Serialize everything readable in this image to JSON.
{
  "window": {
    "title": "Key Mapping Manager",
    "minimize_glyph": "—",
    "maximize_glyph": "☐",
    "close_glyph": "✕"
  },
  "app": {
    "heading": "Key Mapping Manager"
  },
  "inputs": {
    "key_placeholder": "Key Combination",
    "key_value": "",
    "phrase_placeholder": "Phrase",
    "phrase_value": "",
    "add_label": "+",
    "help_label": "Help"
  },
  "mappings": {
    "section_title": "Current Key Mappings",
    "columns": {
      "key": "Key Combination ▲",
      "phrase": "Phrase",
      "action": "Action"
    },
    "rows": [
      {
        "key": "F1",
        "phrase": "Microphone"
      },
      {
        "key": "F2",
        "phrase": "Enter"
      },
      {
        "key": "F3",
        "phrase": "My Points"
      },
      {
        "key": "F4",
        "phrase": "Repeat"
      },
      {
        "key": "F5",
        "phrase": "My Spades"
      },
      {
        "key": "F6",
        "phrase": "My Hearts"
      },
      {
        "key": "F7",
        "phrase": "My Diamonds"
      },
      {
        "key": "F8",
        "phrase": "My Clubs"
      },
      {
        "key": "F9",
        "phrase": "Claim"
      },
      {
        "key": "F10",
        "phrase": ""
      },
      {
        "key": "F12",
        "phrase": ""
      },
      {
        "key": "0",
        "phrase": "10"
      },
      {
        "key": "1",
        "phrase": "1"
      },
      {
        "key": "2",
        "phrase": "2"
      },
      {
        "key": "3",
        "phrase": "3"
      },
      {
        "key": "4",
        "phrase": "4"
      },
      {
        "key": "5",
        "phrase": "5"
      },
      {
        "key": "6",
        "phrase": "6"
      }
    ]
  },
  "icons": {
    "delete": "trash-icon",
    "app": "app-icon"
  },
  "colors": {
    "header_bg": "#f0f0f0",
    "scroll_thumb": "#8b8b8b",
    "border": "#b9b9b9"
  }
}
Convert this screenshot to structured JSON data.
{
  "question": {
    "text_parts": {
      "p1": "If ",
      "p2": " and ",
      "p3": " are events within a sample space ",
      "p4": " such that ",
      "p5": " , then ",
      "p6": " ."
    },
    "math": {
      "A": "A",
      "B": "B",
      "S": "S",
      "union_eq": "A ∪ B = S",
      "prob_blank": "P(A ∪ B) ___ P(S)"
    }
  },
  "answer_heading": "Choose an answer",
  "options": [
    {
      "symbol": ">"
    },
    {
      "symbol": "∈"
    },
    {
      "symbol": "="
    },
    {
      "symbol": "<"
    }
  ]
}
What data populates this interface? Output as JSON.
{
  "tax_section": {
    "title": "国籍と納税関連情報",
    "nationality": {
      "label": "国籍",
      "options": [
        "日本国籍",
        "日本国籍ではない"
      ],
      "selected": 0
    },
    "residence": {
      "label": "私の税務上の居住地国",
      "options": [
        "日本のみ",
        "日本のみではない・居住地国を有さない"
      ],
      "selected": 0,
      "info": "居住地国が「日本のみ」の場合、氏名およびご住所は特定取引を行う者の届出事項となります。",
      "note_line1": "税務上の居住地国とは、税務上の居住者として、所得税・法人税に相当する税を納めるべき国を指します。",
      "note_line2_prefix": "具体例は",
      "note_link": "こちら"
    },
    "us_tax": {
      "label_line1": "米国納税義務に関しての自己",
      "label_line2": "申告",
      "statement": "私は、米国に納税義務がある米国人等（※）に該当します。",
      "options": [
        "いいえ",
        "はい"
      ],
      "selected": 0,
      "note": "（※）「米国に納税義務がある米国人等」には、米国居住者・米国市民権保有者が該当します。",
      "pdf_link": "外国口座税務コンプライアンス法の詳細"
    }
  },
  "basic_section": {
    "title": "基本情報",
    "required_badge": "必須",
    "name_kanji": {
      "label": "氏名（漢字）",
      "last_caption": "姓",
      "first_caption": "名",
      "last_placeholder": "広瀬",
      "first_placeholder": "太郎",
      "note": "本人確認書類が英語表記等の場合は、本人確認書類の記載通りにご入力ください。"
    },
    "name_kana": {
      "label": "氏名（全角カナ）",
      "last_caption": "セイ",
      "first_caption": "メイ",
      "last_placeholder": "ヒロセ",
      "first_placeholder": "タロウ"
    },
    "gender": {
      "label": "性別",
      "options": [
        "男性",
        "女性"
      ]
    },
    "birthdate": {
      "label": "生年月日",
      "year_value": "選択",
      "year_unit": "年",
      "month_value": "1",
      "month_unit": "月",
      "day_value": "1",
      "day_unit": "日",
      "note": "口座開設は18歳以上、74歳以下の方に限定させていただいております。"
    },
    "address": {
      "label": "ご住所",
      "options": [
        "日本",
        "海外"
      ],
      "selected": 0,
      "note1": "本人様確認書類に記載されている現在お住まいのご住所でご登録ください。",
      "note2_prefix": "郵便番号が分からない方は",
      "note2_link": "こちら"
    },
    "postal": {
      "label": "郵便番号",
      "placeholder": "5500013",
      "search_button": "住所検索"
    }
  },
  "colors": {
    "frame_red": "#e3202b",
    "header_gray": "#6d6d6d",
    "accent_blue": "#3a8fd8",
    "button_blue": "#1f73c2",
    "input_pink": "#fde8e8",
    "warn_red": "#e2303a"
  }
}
——
→ **Requirement**: State how many lines of the listing above hold the word "data", with nothing but the number.

→ **Complete response**: 2